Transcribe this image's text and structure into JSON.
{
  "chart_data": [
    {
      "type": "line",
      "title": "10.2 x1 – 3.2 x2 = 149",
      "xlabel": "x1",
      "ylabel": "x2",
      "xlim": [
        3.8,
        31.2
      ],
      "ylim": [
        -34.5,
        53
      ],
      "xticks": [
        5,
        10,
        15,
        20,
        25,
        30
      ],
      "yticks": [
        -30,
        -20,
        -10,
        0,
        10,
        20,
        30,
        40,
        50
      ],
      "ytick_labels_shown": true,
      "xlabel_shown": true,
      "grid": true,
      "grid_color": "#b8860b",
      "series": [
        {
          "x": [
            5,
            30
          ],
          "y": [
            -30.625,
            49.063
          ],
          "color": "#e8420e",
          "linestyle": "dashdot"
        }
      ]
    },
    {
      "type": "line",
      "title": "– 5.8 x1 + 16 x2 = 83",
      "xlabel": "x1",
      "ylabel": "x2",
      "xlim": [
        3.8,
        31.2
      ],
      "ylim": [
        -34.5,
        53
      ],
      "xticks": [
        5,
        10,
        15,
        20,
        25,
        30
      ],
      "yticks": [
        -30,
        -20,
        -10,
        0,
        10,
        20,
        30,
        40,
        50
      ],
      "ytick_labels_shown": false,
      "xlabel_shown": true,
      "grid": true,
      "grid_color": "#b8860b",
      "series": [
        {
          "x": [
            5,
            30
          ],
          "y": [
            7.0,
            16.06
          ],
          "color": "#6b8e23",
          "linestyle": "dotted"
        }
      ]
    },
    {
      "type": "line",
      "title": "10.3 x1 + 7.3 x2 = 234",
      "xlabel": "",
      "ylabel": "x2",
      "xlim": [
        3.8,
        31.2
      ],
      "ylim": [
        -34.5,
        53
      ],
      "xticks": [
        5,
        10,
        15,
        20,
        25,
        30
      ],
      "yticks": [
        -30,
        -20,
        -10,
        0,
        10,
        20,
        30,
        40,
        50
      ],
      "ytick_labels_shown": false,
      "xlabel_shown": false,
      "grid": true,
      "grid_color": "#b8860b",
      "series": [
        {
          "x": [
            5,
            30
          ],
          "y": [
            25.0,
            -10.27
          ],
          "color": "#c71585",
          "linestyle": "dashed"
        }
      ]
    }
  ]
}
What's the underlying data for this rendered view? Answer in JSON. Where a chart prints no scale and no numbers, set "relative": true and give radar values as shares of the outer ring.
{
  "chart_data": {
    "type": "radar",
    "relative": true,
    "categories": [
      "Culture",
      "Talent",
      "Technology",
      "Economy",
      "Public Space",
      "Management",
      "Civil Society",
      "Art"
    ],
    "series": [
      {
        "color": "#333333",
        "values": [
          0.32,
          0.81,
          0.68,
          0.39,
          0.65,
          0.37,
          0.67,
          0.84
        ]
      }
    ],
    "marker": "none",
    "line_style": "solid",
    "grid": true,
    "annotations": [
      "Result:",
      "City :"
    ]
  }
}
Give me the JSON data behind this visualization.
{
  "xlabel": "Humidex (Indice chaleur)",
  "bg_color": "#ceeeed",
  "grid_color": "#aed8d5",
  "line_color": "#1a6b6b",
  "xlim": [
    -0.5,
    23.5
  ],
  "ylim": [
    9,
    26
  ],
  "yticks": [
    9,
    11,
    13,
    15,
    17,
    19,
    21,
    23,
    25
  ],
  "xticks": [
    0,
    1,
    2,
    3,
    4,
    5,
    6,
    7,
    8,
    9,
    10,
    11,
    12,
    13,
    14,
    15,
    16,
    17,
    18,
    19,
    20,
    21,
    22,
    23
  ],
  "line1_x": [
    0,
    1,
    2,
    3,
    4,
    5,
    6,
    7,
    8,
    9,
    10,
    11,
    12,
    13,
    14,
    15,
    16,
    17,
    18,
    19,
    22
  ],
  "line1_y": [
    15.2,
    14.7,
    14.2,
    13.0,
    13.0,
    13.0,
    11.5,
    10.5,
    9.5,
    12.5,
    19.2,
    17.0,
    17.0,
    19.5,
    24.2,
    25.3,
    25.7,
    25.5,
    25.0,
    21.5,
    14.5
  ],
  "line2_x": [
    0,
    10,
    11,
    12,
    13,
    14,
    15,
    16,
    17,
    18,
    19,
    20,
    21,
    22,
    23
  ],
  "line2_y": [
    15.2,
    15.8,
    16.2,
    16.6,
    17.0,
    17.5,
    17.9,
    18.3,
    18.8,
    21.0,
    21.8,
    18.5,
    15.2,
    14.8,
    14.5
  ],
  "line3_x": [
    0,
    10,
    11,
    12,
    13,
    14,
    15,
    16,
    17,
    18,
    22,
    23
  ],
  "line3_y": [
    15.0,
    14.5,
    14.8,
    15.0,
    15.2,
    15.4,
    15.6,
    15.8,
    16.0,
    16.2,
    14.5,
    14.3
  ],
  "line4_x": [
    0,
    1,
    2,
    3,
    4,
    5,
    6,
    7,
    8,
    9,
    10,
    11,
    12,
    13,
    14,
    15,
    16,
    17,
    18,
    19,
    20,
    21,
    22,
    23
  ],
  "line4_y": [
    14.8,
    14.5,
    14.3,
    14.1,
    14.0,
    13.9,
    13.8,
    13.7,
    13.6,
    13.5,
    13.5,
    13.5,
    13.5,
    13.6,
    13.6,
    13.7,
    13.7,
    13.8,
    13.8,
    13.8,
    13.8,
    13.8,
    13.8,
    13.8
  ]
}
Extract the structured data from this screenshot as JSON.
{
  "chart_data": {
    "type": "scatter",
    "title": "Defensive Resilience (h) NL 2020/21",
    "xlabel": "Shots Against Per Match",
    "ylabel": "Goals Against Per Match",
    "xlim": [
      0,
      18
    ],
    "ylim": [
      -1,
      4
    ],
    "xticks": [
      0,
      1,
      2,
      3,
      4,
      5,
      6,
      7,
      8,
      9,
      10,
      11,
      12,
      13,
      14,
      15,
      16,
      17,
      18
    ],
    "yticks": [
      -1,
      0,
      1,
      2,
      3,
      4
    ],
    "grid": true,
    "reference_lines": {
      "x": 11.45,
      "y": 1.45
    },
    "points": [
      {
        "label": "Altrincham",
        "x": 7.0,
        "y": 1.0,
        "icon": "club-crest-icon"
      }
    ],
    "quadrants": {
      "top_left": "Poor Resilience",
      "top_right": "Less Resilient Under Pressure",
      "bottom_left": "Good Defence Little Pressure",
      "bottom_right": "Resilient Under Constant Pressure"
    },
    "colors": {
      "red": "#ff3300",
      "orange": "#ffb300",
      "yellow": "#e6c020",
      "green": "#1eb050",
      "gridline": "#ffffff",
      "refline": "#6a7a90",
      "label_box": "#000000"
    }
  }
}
--------
*Task*.
Set down all of the data above, word for word.

*Solution*.
Transcribe this image's text and structure into JSON.
{
  "chart_data": [
    {
      "type": "line",
      "title": "10.2 x1 – 3.2 x2 = 149",
      "xlabel": "x1",
      "ylabel": "x2",
      "xlim": [
        3.8,
        31.2
      ],
      "ylim": [
        -34.5,
        53
      ],
      "xticks": [
        5,
        10,
        15,
        20,
        25,
        30
      ],
      "yticks": [
        -30,
        -20,
        -10,
        0,
        10,
        20,
        30,
        40,
        50
      ],
      "ytick_labels_shown": true,
      "xlabel_shown": true,
      "grid": true,
      "grid_color": "#b8860b",
      "series": [
        {
          "x": [
            5,
            30
          ],
          "y": [
            -30.625,
            49.063
          ],
          "color": "#e8420e",
          "linestyle": "dashdot"
        }
      ]
    },
    {
      "type": "line",
      "title": "– 5.8 x1 + 16 x2 = 83",
      "xlabel": "x1",
      "ylabel": "x2",
      "xlim": [
        3.8,
        31.2
      ],
      "ylim": [
        -34.5,
        53
      ],
      "xticks": [
        5,
        10,
        15,
        20,
        25,
        30
      ],
      "yticks": [
        -30,
        -20,
        -10,
        0,
        10,
        20,
        30,
        40,
        50
      ],
      "ytick_labels_shown": false,
      "xlabel_shown": true,
      "grid": true,
      "grid_color": "#b8860b",
      "series": [
        {
          "x": [
            5,
            30
          ],
          "y": [
            7.0,
            16.06
          ],
          "color": "#6b8e23",
          "linestyle": "dotted"
        }
      ]
    },
    {
      "type": "line",
      "title": "10.3 x1 + 7.3 x2 = 234",
      "xlabel": "",
      "ylabel": "x2",
      "xlim": [
        3.8,
        31.2
      ],
      "ylim": [
        -34.5,
        53
      ],
      "xticks": [
        5,
        10,
        15,
        20,
        25,
        30
      ],
      "yticks": [
        -30,
        -20,
        -10,
        0,
        10,
        20,
        30,
        40,
        50
      ],
      "ytick_labels_shown": false,
      "xlabel_shown": false,
      "grid": true,
      "grid_color": "#b8860b",
      "series": [
        {
          "x": [
            5,
            30
          ],
          "y": [
            25.0,
            -10.27
          ],
          "color": "#c71585",
          "linestyle": "dashed"
        }
      ]
    }
  ]
}
What's the underlying data for this rendered view? Answer in JSON. Where a chart prints no scale and no numbers, set "relative": true and give radar values as shares of the outer ring.
{
  "chart_data": {
    "type": "radar",
    "relative": true,
    "categories": [
      "Culture",
      "Talent",
      "Technology",
      "Economy",
      "Public Space",
      "Management",
      "Civil Society",
      "Art"
    ],
    "series": [
      {
        "color": "#333333",
        "values": [
          0.32,
          0.81,
          0.68,
          0.39,
          0.65,
          0.37,
          0.67,
          0.84
        ]
      }
    ],
    "marker": "none",
    "line_style": "solid",
    "grid": true,
    "annotations": [
      "Result:",
      "City :"
    ]
  }
}
Give me the JSON data behind this visualization.
{
  "xlabel": "Humidex (Indice chaleur)",
  "bg_color": "#ceeeed",
  "grid_color": "#aed8d5",
  "line_color": "#1a6b6b",
  "xlim": [
    -0.5,
    23.5
  ],
  "ylim": [
    9,
    26
  ],
  "yticks": [
    9,
    11,
    13,
    15,
    17,
    19,
    21,
    23,
    25
  ],
  "xticks": [
    0,
    1,
    2,
    3,
    4,
    5,
    6,
    7,
    8,
    9,
    10,
    11,
    12,
    13,
    14,
    15,
    16,
    17,
    18,
    19,
    20,
    21,
    22,
    23
  ],
  "line1_x": [
    0,
    1,
    2,
    3,
    4,
    5,
    6,
    7,
    8,
    9,
    10,
    11,
    12,
    13,
    14,
    15,
    16,
    17,
    18,
    19,
    22
  ],
  "line1_y": [
    15.2,
    14.7,
    14.2,
    13.0,
    13.0,
    13.0,
    11.5,
    10.5,
    9.5,
    12.5,
    19.2,
    17.0,
    17.0,
    19.5,
    24.2,
    25.3,
    25.7,
    25.5,
    25.0,
    21.5,
    14.5
  ],
  "line2_x": [
    0,
    10,
    11,
    12,
    13,
    14,
    15,
    16,
    17,
    18,
    19,
    20,
    21,
    22,
    23
  ],
  "line2_y": [
    15.2,
    15.8,
    16.2,
    16.6,
    17.0,
    17.5,
    17.9,
    18.3,
    18.8,
    21.0,
    21.8,
    18.5,
    15.2,
    14.8,
    14.5
  ],
  "line3_x": [
    0,
    10,
    11,
    12,
    13,
    14,
    15,
    16,
    17,
    18,
    22,
    23
  ],
  "line3_y": [
    15.0,
    14.5,
    14.8,
    15.0,
    15.2,
    15.4,
    15.6,
    15.8,
    16.0,
    16.2,
    14.5,
    14.3
  ],
  "line4_x": [
    0,
    1,
    2,
    3,
    4,
    5,
    6,
    7,
    8,
    9,
    10,
    11,
    12,
    13,
    14,
    15,
    16,
    17,
    18,
    19,
    20,
    21,
    22,
    23
  ],
  "line4_y": [
    14.8,
    14.5,
    14.3,
    14.1,
    14.0,
    13.9,
    13.8,
    13.7,
    13.6,
    13.5,
    13.5,
    13.5,
    13.5,
    13.6,
    13.6,
    13.7,
    13.7,
    13.8,
    13.8,
    13.8,
    13.8,
    13.8,
    13.8,
    13.8
  ]
}
Extract the structured data from this screenshot as JSON.
{
  "chart_data": {
    "type": "scatter",
    "title": "Defensive Resilience (h) NL 2020/21",
    "xlabel": "Shots Against Per Match",
    "ylabel": "Goals Against Per Match",
    "xlim": [
      0,
      18
    ],
    "ylim": [
      -1,
      4
    ],
    "xticks": [
      0,
      1,
      2,
      3,
      4,
      5,
      6,
      7,
      8,
      9,
      10,
      11,
      12,
      13,
      14,
      15,
      16,
      17,
      18
    ],
    "yticks": [
      -1,
      0,
      1,
      2,
      3,
      4
    ],
    "grid": true,
    "reference_lines": {
      "x": 11.45,
      "y": 1.45
    },
    "points": [
      {
        "label": "Altrincham",
        "x": 7.0,
        "y": 1.0,
        "icon": "club-crest-icon"
      }
    ],
    "quadrants": {
      "top_left": "Poor Resilience",
      "top_right": "Less Resilient Under Pressure",
      "bottom_left": "Good Defence Little Pressure",
      "bottom_right": "Resilient Under Constant Pressure"
    },
    "colors": {
      "red": "#ff3300",
      "orange": "#ffb300",
      "yellow": "#e6c020",
      "green": "#1eb050",
      "gridline": "#ffffff",
      "refline": "#6a7a90",
      "label_box": "#000000"
    }
  }
}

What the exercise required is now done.